◆ Tarea asignada ◆
Reproduce el tramo de los scripts del proyecto desde "y_train = df[['Class']]" hasta "y_res = nm.fit_resample(X_train, y_train)", cambiando "nm" por "submuestreo".

◆ Texto ◆
::::::::

# Scripts del Proyecto

### Script 1: Preparacion de datos para el entrenamiento

In [None]:
import pandas as pd
import numpy as np

In [None]:
df = pd.read_csv('creditcardcc.csv')

In [None]:
dfp = df[['Time', 'V1', 'V2', 'V3', 'V4', 'V5', 'V6', 'V7', 'V8', 'V9',
       'V10', 'V11', 'V12', 'V13', 'V14', 'V15', 'V16', 'V17', 'V18',
       'V19', 'V20', 'V21', 'V22', 'V23', 'V24', 'V25', 'V26', 'V27',
       'V28', 'Amount', 'Class']]

dfp.to_csv("../data/processed/creditcard_train.csv")

### Script 2: Código de Entrenamiento

In [None]:
import pandas as pd
from sklearn.preprocessing import StandardScaler
from imblearn.under_sampling import NearMiss
import xgboost as xgb
import pickle

In [None]:
# Cargar la tabla transformada
df = pd.read_csv("../data/processed/creditcard_train.csv")
X_train = df.drop(['Class'],axis=1)
y_train = df[['Class']]

In [None]:
scaler = StandardScaler()

X_train = scaler.fit_transform(X_train)

In [None]:
nm = NearMiss()

In [None]:
X_res, y_res = nm.fit_resample(X_train, y_train)

In [None]:
# Entrenamos el modelo con toda la muestra
xgb_mod=xgb.XGBClassifier(colsample_bytree=0.7374195520571349,
                      n_estimators=1000, 
                      min_child_weight=0.0,
                      reg_alpha = 158.0,
                      reg_lambda=0.6983089924752687,
                      max_depth=11, 
                      gamma=6.917044807116284)
xgb_mod.fit(X_res, y_res)

In [None]:
# Guardamos el modelo entrenado para usarlo en produccion
filename = '../models/best_model.pkl'
pickle.dump(xgb_mod, open(filename, 'wb'))

### Script 3: Preparación de Datos de Validación

In [None]:
import numpy as np
import pandas as pd

In [None]:
# Leemos la tabla de entrenamiento
df = pd.read_csv("../data/raw/creditcardcc_new.csv")

In [None]:
dfp = df[['Time', 'V1', 'V2', 'V3', 'V4', 'V5', 'V6', 'V7', 'V8', 'V9',
       'V10', 'V11', 'V12', 'V13', 'V14', 'V15', 'V16', 'V17', 'V18',
       'V19', 'V20', 'V21', 'V22', 'V23', 'V24', 'V25', 'V26', 'V27',
       'V28', 'Amount', 'Class']]

dfp.to_csv("../data/processed/creditcardcc_val.csv")

### Script 4: Código de Validación

In [None]:
import pandas as pd
import xgboost as xgb
import pickle
import matplotlib.pyplot as plt
from sklearn.metrics import *

In [None]:
# Cargar la tabla transformada
df = pd.read_csv("../data/processed/creditcardcc_val.csv")
X_test = df.drop(['Class'],axis=1)
y_test = df[['Class']]

In [None]:
# Leemos el modelo entrenado!
filename = '../models/best_model.pkl'
model = pickle.load(open(filename, 'rb'))

::::::::

◆ Datos proporcionados ◆

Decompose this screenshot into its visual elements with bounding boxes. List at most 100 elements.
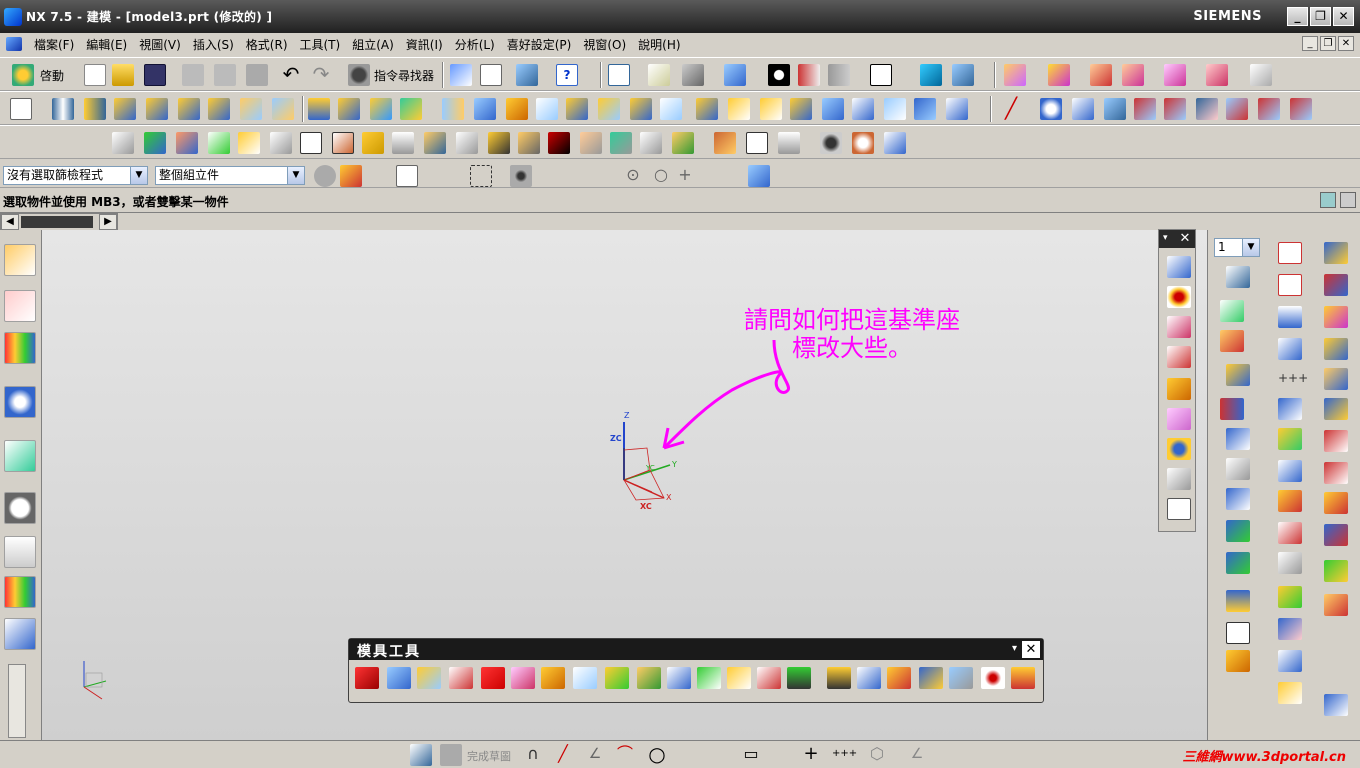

::::::::

◆ Tarea resuelta ◆
y_train = df[['Class']]

In [None]:
scaler = StandardScaler()

X_train = scaler.fit_transform(X_train)

In [None]:
submuestreo = NearMiss()

In [None]:
X_res, y_res = submuestreo.fit_resample(X_train, y_train)